— WHAT THE TASK REQUIRES —
Repeat the listing word for word. No pictures belong in the copy.
start
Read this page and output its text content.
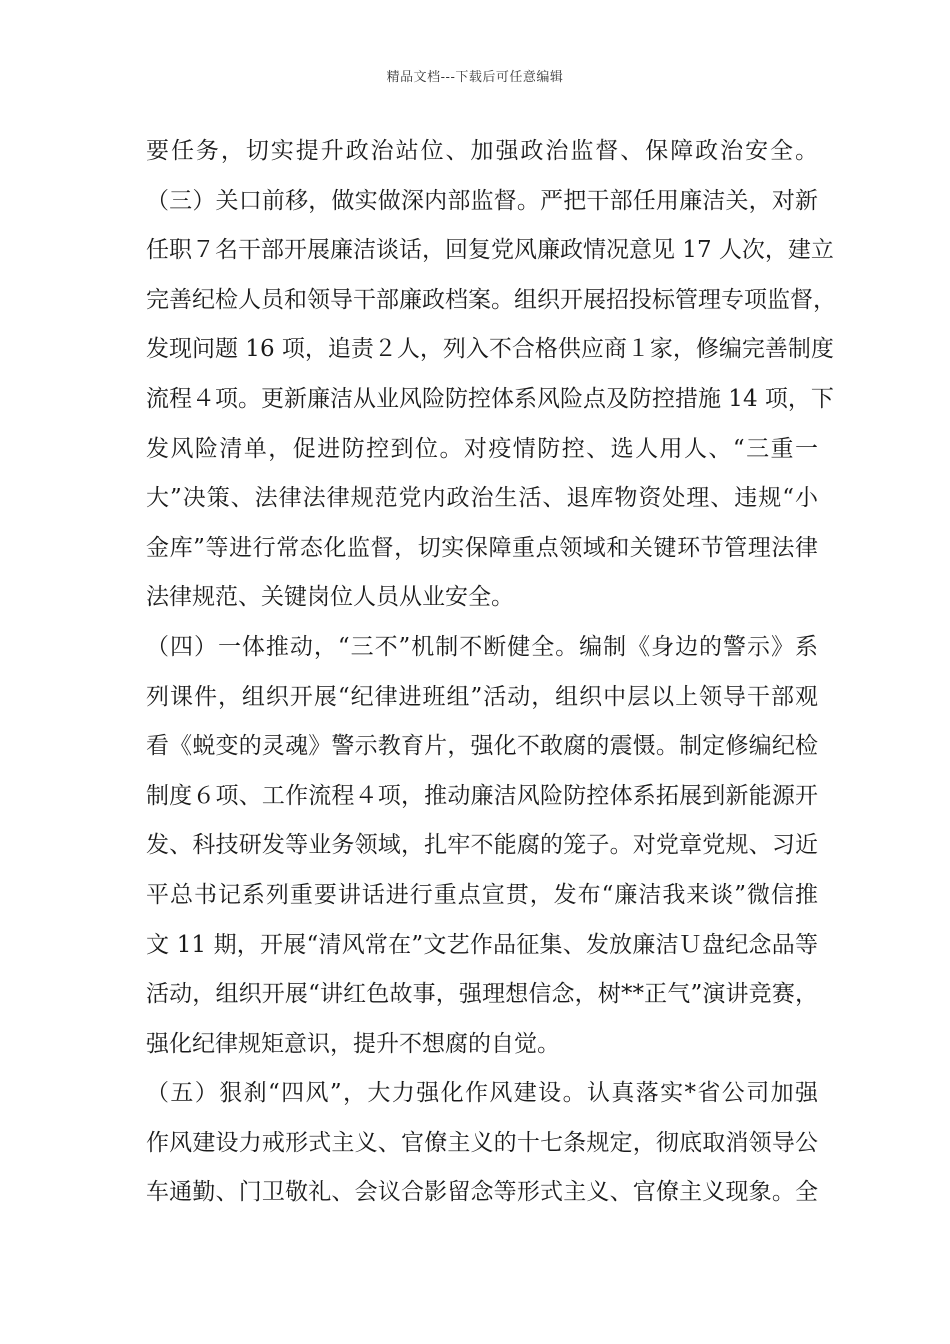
精品文档---下载后可任意编辑
要任务，切实提升政治站位、加强政治监督、保障政治安全。
（三）关口前移，做实做深内部监督。严把干部任用廉洁关，对新
任职７名干部开展廉洁谈话，回复党风廉政情况意见 17 人次，建立
完善纪检人员和领导干部廉政档案。组织开展招投标管理专项监督，
发现问题 16 项，追责２人，列入不合格供应商１家，修编完善制度
流程４项。更新廉洁从业风险防控体系风险点及防控措施 14 项，下
发风险清单，促进防控到位。对疫情防控、选人用人、“三重一
大”决策、法律法律规范党内政治生活、退库物资处理、违规“小
金库”等进行常态化监督，切实保障重点领域和关键环节管理法律
法律规范、关键岗位人员从业安全。
（四）一体推动，“三不”机制不断健全。编制《身边的警示》系
列课件，组织开展“纪律进班组”活动，组织中层以上领导干部观
看《蜕变的灵魂》警示教育片，强化不敢腐的震慑。制定修编纪检
制度６项、工作流程４项，推动廉洁风险防控体系拓展到新能源开
发、科技研发等业务领域，扎牢不能腐的笼子。对党章党规、习近
平总书记系列重要讲话进行重点宣贯，发布“廉洁我来谈”微信推
文 11 期，开展“清风常在”文艺作品征集、发放廉洁Ｕ盘纪念品等
活动，组织开展“讲红色故事，强理想信念，树**正气”演讲竞赛，
强化纪律规矩意识，提升不想腐的自觉。
（五）狠刹“四风”，大力强化作风建设。认真落实*省公司加强
作风建设力戒形式主义、官僚主义的十七条规定，彻底取消领导公
车通勤、门卫敬礼、会议合影留念等形式主义、官僚主义现象。全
end
— TASK RESPONSE —
Read this page and output its text content.
精品文档---下载后可任意编辑
要任务，切实提升政治站位、加强政治监督、保障政治安全。
（三）关口前移，做实做深内部监督。严把干部任用廉洁关，对新
任职７名干部开展廉洁谈话，回复党风廉政情况意见 17 人次，建立
完善纪检人员和领导干部廉政档案。组织开展招投标管理专项监督，
发现问题 16 项，追责２人，列入不合格供应商１家，修编完善制度
流程４项。更新廉洁从业风险防控体系风险点及防控措施 14 项，下
发风险清单，促进防控到位。对疫情防控、选人用人、“三重一
大”决策、法律法律规范党内政治生活、退库物资处理、违规“小
金库”等进行常态化监督，切实保障重点领域和关键环节管理法律
法律规范、关键岗位人员从业安全。
（四）一体推动，“三不”机制不断健全。编制《身边的警示》系
列课件，组织开展“纪律进班组”活动，组织中层以上领导干部观
看《蜕变的灵魂》警示教育片，强化不敢腐的震慑。制定修编纪检
制度６项、工作流程４项，推动廉洁风险防控体系拓展到新能源开
发、科技研发等业务领域，扎牢不能腐的笼子。对党章党规、习近
平总书记系列重要讲话进行重点宣贯，发布“廉洁我来谈”微信推
文 11 期，开展“清风常在”文艺作品征集、发放廉洁Ｕ盘纪念品等
活动，组织开展“讲红色故事，强理想信念，树**正气”演讲竞赛，
强化纪律规矩意识，提升不想腐的自觉。
（五）狠刹“四风”，大力强化作风建设。认真落实*省公司加强
作风建设力戒形式主义、官僚主义的十七条规定，彻底取消领导公
车通勤、门卫敬礼、会议合影留念等形式主义、官僚主义现象。全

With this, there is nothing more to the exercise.